▸ **Records about charts and figures**:
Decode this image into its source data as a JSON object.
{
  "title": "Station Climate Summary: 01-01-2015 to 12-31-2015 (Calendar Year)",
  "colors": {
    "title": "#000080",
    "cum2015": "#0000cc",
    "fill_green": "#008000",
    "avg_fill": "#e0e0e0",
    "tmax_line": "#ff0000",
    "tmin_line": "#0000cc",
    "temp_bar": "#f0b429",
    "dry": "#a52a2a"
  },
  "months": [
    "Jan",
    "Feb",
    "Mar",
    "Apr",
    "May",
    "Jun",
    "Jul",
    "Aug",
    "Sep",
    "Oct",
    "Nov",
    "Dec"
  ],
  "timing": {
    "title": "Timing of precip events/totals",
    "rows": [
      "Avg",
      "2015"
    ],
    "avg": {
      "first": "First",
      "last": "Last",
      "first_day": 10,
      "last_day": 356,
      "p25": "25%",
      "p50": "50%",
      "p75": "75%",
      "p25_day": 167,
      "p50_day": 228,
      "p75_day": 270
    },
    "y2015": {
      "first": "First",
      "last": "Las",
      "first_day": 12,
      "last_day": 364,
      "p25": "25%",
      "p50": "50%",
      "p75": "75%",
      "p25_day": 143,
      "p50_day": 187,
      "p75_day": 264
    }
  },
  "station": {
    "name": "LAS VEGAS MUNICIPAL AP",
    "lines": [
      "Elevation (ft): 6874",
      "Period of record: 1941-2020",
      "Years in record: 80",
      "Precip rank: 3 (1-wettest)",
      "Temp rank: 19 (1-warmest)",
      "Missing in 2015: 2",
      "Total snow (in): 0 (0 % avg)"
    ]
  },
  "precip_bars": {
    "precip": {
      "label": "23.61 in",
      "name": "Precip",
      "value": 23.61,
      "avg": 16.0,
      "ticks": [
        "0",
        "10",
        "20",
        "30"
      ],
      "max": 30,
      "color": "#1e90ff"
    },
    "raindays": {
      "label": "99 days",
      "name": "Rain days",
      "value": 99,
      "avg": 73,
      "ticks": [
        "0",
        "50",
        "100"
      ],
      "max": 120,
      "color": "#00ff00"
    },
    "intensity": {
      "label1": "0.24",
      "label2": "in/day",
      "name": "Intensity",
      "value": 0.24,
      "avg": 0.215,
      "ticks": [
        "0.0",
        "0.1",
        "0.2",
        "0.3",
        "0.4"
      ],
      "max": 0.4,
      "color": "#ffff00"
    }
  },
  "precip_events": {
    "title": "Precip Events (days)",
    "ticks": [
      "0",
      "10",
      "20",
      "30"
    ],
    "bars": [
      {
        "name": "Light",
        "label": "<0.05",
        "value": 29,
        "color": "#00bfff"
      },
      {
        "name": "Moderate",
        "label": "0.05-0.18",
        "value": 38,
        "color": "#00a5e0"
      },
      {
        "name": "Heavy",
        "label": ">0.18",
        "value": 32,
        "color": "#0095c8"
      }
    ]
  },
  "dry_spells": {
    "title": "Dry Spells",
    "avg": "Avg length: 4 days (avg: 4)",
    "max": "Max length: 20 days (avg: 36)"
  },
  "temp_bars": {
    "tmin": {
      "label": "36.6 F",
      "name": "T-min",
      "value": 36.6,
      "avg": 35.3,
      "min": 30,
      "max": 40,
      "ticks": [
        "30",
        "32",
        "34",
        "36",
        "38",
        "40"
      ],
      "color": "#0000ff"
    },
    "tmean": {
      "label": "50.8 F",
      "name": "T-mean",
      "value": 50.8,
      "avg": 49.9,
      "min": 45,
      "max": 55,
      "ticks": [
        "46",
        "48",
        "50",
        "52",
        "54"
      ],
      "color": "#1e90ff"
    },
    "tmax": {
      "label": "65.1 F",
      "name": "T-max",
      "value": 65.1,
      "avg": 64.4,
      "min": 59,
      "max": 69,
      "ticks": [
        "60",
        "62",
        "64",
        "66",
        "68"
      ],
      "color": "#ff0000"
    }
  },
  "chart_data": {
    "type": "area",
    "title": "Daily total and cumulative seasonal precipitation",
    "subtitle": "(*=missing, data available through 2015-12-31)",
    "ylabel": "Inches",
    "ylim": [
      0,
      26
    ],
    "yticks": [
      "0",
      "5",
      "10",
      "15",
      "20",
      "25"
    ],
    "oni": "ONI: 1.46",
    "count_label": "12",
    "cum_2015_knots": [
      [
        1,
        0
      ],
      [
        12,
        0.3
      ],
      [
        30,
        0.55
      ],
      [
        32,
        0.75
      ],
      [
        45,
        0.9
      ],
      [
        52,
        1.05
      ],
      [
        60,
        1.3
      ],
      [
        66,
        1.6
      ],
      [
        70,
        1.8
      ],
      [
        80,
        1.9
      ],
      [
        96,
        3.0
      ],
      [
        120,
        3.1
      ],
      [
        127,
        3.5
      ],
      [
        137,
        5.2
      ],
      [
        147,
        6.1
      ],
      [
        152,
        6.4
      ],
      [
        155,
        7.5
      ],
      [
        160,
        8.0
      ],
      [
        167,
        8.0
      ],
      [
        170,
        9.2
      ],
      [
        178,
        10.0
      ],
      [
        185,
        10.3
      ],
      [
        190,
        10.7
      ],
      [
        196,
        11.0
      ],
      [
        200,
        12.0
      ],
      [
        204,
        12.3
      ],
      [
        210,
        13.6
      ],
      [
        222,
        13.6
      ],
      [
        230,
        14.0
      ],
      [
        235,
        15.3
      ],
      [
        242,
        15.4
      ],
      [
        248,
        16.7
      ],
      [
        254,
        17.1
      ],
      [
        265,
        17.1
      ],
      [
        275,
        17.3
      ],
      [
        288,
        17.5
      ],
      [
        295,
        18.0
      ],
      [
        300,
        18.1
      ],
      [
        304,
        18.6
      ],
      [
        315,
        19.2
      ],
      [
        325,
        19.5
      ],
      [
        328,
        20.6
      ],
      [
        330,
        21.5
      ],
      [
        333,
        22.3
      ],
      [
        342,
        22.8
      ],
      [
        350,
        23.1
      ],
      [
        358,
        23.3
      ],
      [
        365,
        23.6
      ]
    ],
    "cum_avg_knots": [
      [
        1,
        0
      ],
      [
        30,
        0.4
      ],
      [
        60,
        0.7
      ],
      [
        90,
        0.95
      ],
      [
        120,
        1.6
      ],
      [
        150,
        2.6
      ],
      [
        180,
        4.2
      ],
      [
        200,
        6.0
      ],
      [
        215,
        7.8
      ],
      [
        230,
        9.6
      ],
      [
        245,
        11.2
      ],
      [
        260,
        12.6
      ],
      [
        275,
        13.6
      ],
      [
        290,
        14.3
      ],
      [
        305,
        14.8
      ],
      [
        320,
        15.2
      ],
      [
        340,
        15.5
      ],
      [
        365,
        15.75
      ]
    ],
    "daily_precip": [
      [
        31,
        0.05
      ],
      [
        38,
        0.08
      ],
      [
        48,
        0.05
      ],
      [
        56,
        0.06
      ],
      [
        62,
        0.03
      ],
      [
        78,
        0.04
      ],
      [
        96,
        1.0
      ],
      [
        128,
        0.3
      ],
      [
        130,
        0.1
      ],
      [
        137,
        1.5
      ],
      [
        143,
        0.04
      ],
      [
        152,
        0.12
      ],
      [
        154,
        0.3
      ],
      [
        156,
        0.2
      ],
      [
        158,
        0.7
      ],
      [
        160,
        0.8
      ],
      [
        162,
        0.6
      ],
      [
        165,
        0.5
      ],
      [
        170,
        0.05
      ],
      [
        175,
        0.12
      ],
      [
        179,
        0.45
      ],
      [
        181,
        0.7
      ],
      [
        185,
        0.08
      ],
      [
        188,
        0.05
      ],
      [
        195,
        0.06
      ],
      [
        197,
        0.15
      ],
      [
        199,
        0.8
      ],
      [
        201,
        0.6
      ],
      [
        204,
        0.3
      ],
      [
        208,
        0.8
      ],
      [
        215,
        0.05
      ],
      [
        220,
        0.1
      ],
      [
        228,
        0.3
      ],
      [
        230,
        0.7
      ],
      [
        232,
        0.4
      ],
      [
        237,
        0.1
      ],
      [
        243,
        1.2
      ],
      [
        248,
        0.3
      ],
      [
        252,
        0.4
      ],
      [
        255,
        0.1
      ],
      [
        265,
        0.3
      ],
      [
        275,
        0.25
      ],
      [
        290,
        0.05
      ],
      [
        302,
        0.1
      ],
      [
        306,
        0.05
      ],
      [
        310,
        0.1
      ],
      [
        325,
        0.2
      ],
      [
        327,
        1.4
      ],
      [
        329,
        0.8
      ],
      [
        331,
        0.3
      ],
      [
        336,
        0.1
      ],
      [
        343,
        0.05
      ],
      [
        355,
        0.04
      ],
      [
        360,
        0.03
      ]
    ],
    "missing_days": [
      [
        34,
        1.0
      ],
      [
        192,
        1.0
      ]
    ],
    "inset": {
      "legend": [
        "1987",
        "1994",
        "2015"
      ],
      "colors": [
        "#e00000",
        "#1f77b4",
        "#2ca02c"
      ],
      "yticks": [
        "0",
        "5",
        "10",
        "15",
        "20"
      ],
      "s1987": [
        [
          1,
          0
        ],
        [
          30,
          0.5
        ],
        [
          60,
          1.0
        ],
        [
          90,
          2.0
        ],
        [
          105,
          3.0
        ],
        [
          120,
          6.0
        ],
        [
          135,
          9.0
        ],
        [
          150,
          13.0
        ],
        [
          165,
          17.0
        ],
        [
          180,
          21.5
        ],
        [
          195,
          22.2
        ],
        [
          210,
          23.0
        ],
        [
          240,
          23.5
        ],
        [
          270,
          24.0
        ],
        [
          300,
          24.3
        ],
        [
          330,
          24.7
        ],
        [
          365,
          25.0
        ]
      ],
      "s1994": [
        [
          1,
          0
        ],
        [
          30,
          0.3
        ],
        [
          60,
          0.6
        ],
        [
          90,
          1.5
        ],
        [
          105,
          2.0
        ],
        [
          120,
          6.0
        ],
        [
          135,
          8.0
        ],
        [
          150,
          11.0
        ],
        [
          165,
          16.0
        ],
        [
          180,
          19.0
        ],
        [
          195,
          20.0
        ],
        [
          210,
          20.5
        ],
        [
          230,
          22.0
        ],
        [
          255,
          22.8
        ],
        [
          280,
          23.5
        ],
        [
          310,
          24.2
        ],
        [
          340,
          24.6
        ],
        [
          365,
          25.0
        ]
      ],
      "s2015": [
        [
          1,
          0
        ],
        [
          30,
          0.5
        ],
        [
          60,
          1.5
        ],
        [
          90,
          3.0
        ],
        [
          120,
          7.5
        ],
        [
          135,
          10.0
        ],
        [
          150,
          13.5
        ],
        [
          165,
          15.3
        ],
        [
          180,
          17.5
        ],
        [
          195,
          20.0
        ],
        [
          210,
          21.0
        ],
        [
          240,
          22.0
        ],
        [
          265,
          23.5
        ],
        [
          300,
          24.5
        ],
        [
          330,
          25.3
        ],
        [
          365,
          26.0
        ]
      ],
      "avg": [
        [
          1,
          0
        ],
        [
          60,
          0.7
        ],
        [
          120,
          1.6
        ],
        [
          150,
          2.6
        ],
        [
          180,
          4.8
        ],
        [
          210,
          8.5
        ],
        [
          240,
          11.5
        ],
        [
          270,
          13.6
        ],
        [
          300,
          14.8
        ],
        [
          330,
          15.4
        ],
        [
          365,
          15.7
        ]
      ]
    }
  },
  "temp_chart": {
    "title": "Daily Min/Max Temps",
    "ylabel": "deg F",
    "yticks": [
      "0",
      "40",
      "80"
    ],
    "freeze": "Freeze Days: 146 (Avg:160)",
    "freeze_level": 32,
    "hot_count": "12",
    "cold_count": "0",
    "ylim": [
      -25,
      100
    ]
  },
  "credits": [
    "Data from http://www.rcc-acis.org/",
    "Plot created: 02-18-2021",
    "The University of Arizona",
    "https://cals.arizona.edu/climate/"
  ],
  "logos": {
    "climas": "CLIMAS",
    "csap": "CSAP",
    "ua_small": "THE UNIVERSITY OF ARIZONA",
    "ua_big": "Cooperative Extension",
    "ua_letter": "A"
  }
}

▸ **Given instruction**:
Identify the lines that contain the string "name", and copy every one of them.

▸ **Exercise answer**:
    "name": "LAS VEGAS MUNICIPAL AP",
      "name": "Precip",
      "name": "Rain days",
      "name": "Intensity",
        "name": "Light",
        "name": "Moderate",
        "name": "Heavy",
      "name": "T-min",
      "name": "T-mean",
      "name": "T-max",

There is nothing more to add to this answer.